**YOUR TASK**
Render the following material again verbatim, leaving nothing out.

**DATA FOR THIS TASK**
— start —

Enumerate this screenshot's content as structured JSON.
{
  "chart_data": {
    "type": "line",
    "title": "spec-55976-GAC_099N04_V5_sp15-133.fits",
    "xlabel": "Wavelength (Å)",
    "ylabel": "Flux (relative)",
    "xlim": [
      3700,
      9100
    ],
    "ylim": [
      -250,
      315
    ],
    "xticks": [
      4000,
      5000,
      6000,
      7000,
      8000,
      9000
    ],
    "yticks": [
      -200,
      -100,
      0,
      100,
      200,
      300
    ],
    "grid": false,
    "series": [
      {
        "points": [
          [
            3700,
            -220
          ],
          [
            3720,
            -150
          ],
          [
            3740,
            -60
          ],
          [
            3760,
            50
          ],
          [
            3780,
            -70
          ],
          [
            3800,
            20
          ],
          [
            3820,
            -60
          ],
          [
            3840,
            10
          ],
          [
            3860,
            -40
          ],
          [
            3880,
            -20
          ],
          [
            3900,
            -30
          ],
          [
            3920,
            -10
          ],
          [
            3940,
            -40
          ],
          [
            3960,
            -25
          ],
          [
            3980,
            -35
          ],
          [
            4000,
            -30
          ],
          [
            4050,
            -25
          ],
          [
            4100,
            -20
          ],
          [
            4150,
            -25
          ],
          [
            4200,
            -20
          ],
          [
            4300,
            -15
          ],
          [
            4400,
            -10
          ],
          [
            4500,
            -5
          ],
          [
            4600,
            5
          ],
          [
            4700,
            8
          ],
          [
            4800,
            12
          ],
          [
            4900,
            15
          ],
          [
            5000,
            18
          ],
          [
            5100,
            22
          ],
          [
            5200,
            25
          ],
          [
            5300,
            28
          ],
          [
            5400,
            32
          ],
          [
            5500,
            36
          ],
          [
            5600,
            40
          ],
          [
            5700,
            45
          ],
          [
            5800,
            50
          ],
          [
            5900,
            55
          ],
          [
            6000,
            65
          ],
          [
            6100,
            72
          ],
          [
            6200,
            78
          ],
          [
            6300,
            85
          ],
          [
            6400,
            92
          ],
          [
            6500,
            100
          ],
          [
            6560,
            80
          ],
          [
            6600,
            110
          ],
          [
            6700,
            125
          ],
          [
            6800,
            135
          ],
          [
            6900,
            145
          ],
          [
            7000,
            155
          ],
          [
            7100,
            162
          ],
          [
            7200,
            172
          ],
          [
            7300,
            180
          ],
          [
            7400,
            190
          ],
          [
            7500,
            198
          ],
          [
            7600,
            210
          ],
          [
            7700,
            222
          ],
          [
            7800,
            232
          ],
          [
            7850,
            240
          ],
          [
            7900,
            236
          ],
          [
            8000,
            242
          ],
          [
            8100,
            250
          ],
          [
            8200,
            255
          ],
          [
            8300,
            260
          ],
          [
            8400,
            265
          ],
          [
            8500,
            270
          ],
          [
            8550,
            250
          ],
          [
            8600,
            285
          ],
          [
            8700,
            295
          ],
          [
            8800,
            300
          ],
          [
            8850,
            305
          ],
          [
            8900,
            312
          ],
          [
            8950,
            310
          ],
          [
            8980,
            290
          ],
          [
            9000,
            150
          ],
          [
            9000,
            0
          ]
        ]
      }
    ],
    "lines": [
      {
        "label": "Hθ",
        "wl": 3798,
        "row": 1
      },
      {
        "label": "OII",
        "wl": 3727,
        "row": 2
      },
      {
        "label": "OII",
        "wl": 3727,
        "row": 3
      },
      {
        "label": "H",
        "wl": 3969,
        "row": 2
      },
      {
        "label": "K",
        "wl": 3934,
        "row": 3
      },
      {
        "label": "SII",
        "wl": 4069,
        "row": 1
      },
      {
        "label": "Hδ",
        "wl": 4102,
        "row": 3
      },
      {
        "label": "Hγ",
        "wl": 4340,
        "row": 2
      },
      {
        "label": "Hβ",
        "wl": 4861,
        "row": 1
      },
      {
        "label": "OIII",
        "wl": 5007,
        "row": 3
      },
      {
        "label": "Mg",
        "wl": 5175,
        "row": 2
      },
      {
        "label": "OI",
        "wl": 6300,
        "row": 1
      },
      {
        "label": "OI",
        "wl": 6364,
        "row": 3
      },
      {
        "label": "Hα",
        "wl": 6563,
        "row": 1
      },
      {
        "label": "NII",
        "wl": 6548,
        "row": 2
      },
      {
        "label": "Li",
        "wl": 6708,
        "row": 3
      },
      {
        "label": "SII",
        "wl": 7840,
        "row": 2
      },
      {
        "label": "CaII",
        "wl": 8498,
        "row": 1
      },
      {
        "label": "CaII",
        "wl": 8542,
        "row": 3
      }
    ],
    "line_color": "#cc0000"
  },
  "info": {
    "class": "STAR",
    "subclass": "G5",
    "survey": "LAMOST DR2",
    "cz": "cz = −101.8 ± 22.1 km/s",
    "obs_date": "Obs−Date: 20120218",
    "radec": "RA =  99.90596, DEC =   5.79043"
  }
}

— end —

**WORKED SOLUTION**
Enumerate this screenshot's content as structured JSON.
{
  "chart_data": {
    "type": "line",
    "title": "spec-55976-GAC_099N04_V5_sp15-133.fits",
    "xlabel": "Wavelength (Å)",
    "ylabel": "Flux (relative)",
    "xlim": [
      3700,
      9100
    ],
    "ylim": [
      -250,
      315
    ],
    "xticks": [
      4000,
      5000,
      6000,
      7000,
      8000,
      9000
    ],
    "yticks": [
      -200,
      -100,
      0,
      100,
      200,
      300
    ],
    "grid": false,
    "series": [
      {
        "points": [
          [
            3700,
            -220
          ],
          [
            3720,
            -150
          ],
          [
            3740,
            -60
          ],
          [
            3760,
            50
          ],
          [
            3780,
            -70
          ],
          [
            3800,
            20
          ],
          [
            3820,
            -60
          ],
          [
            3840,
            10
          ],
          [
            3860,
            -40
          ],
          [
            3880,
            -20
          ],
          [
            3900,
            -30
          ],
          [
            3920,
            -10
          ],
          [
            3940,
            -40
          ],
          [
            3960,
            -25
          ],
          [
            3980,
            -35
          ],
          [
            4000,
            -30
          ],
          [
            4050,
            -25
          ],
          [
            4100,
            -20
          ],
          [
            4150,
            -25
          ],
          [
            4200,
            -20
          ],
          [
            4300,
            -15
          ],
          [
            4400,
            -10
          ],
          [
            4500,
            -5
          ],
          [
            4600,
            5
          ],
          [
            4700,
            8
          ],
          [
            4800,
            12
          ],
          [
            4900,
            15
          ],
          [
            5000,
            18
          ],
          [
            5100,
            22
          ],
          [
            5200,
            25
          ],
          [
            5300,
            28
          ],
          [
            5400,
            32
          ],
          [
            5500,
            36
          ],
          [
            5600,
            40
          ],
          [
            5700,
            45
          ],
          [
            5800,
            50
          ],
          [
            5900,
            55
          ],
          [
            6000,
            65
          ],
          [
            6100,
            72
          ],
          [
            6200,
            78
          ],
          [
            6300,
            85
          ],
          [
            6400,
            92
          ],
          [
            6500,
            100
          ],
          [
            6560,
            80
          ],
          [
            6600,
            110
          ],
          [
            6700,
            125
          ],
          [
            6800,
            135
          ],
          [
            6900,
            145
          ],
          [
            7000,
            155
          ],
          [
            7100,
            162
          ],
          [
            7200,
            172
          ],
          [
            7300,
            180
          ],
          [
            7400,
            190
          ],
          [
            7500,
            198
          ],
          [
            7600,
            210
          ],
          [
            7700,
            222
          ],
          [
            7800,
            232
          ],
          [
            7850,
            240
          ],
          [
            7900,
            236
          ],
          [
            8000,
            242
          ],
          [
            8100,
            250
          ],
          [
            8200,
            255
          ],
          [
            8300,
            260
          ],
          [
            8400,
            265
          ],
          [
            8500,
            270
          ],
          [
            8550,
            250
          ],
          [
            8600,
            285
          ],
          [
            8700,
            295
          ],
          [
            8800,
            300
          ],
          [
            8850,
            305
          ],
          [
            8900,
            312
          ],
          [
            8950,
            310
          ],
          [
            8980,
            290
          ],
          [
            9000,
            150
          ],
          [
            9000,
            0
          ]
        ]
      }
    ],
    "lines": [
      {
        "label": "Hθ",
        "wl": 3798,
        "row": 1
      },
      {
        "label": "OII",
        "wl": 3727,
        "row": 2
      },
      {
        "label": "OII",
        "wl": 3727,
        "row": 3
      },
      {
        "label": "H",
        "wl": 3969,
        "row": 2
      },
      {
        "label": "K",
        "wl": 3934,
        "row": 3
      },
      {
        "label": "SII",
        "wl": 4069,
        "row": 1
      },
      {
        "label": "Hδ",
        "wl": 4102,
        "row": 3
      },
      {
        "label": "Hγ",
        "wl": 4340,
        "row": 2
      },
      {
        "label": "Hβ",
        "wl": 4861,
        "row": 1
      },
      {
        "label": "OIII",
        "wl": 5007,
        "row": 3
      },
      {
        "label": "Mg",
        "wl": 5175,
        "row": 2
      },
      {
        "label": "OI",
        "wl": 6300,
        "row": 1
      },
      {
        "label": "OI",
        "wl": 6364,
        "row": 3
      },
      {
        "label": "Hα",
        "wl": 6563,
        "row": 1
      },
      {
        "label": "NII",
        "wl": 6548,
        "row": 2
      },
      {
        "label": "Li",
        "wl": 6708,
        "row": 3
      },
      {
        "label": "SII",
        "wl": 7840,
        "row": 2
      },
      {
        "label": "CaII",
        "wl": 8498,
        "row": 1
      },
      {
        "label": "CaII",
        "wl": 8542,
        "row": 3
      }
    ],
    "line_color": "#cc0000"
  },
  "info": {
    "class": "STAR",
    "subclass": "G5",
    "survey": "LAMOST DR2",
    "cz": "cz = −101.8 ± 22.1 km/s",
    "obs_date": "Obs−Date: 20120218",
    "radec": "RA =  99.90596, DEC =   5.79043"
  }
}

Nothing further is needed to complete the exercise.